[BEGIN]

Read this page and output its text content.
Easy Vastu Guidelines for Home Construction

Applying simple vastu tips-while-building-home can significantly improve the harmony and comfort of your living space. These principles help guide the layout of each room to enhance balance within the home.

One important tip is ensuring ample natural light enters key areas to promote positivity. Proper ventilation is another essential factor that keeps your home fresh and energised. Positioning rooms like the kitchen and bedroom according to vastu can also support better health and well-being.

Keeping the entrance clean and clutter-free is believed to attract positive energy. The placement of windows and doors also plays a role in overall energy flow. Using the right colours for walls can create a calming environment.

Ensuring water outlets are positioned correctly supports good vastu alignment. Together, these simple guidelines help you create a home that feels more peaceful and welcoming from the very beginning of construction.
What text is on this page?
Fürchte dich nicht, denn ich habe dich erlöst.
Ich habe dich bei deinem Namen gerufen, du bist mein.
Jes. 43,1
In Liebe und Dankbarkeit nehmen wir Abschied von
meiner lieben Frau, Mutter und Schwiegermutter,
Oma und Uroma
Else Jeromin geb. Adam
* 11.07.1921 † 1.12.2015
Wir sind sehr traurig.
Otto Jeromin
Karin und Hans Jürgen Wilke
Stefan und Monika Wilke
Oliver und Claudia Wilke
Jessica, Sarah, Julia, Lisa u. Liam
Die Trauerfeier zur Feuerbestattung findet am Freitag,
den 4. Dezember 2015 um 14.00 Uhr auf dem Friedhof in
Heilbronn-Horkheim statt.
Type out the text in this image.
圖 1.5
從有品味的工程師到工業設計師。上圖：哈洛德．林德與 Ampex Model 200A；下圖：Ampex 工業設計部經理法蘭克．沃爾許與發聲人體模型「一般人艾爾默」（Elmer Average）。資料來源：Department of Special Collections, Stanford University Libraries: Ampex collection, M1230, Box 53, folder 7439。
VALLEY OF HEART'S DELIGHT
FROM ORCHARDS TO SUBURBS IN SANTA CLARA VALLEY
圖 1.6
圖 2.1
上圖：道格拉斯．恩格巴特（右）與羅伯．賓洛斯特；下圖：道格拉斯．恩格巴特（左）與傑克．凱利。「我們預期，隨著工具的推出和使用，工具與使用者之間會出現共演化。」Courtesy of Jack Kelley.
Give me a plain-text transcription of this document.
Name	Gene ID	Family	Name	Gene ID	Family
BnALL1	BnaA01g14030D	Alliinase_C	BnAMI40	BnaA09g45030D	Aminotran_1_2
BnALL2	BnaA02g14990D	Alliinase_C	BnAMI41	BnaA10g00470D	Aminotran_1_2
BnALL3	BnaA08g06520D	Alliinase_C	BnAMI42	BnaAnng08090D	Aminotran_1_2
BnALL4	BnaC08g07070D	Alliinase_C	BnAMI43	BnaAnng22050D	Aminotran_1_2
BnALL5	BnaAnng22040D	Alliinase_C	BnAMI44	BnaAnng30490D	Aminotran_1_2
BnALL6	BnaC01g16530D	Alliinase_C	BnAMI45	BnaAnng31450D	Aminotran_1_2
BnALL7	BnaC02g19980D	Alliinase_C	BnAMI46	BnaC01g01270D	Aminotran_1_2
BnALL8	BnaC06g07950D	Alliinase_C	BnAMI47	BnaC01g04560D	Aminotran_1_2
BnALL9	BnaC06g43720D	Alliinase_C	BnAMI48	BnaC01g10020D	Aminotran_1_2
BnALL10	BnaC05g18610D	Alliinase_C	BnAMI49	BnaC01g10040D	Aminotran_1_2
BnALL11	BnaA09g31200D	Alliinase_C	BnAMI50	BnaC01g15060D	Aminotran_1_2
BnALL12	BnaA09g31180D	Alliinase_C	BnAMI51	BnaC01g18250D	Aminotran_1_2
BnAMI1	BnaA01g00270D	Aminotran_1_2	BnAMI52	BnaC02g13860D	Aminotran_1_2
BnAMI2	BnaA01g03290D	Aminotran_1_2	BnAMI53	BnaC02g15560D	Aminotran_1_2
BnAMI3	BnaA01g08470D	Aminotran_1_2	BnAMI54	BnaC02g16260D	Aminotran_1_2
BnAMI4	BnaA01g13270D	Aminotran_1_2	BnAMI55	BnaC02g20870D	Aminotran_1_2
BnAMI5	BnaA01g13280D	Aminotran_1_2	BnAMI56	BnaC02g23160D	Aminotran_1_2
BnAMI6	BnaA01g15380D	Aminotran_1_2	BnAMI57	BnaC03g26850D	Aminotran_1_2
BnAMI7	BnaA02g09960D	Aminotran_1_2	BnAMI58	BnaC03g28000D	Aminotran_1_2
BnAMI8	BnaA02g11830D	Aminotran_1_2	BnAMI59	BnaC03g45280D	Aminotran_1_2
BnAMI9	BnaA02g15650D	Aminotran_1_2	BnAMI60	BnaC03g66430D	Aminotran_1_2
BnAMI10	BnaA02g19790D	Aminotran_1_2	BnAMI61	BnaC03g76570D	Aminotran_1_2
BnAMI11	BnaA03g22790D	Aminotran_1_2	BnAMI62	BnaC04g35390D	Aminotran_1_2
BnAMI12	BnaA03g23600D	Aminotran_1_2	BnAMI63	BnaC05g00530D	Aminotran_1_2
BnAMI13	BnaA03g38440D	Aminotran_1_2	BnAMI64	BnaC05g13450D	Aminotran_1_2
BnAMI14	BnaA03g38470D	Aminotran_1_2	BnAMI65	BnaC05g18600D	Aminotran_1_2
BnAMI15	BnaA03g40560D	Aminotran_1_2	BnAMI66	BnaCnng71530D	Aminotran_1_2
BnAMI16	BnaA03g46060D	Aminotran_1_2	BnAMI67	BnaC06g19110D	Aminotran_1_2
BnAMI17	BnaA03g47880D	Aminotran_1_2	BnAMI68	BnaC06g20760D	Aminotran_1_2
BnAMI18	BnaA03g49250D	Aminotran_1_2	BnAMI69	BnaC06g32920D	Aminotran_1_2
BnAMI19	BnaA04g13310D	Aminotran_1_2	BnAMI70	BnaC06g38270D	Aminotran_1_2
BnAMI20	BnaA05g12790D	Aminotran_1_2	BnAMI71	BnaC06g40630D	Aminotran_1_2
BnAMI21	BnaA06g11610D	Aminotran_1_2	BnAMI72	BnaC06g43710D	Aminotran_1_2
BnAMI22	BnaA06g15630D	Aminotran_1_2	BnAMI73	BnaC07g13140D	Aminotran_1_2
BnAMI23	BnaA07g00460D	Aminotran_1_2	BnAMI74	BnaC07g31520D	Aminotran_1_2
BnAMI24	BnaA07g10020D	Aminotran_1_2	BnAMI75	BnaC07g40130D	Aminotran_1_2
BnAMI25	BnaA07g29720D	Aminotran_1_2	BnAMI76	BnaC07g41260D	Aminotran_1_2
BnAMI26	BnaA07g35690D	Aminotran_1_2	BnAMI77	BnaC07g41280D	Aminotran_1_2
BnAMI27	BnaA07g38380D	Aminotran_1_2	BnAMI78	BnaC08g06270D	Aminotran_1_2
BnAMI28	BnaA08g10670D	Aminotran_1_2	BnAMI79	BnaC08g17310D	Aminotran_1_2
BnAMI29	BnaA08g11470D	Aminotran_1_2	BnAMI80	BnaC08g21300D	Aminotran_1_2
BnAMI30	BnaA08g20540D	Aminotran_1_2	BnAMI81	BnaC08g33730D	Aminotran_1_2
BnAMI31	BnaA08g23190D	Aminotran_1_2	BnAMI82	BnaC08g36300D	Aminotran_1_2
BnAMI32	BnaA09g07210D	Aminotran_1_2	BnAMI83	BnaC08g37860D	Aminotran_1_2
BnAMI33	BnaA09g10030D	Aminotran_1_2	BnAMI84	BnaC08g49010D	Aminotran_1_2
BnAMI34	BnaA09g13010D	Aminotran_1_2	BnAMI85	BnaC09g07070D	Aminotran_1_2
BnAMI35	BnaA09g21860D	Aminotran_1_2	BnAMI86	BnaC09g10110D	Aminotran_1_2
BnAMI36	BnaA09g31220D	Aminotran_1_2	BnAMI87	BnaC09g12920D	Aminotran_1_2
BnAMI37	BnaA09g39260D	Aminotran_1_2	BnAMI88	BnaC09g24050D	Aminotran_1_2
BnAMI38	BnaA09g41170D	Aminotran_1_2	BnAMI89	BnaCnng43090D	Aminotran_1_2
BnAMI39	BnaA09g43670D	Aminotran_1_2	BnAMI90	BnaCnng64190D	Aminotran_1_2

[END]

Do this: Identify each line in the records above that contains the word "habe", and copy it out in full.

The output:
Fürchte dich nicht, denn ich habe dich erlöst.
Ich habe dich bei deinem Namen gerufen, du bist mein.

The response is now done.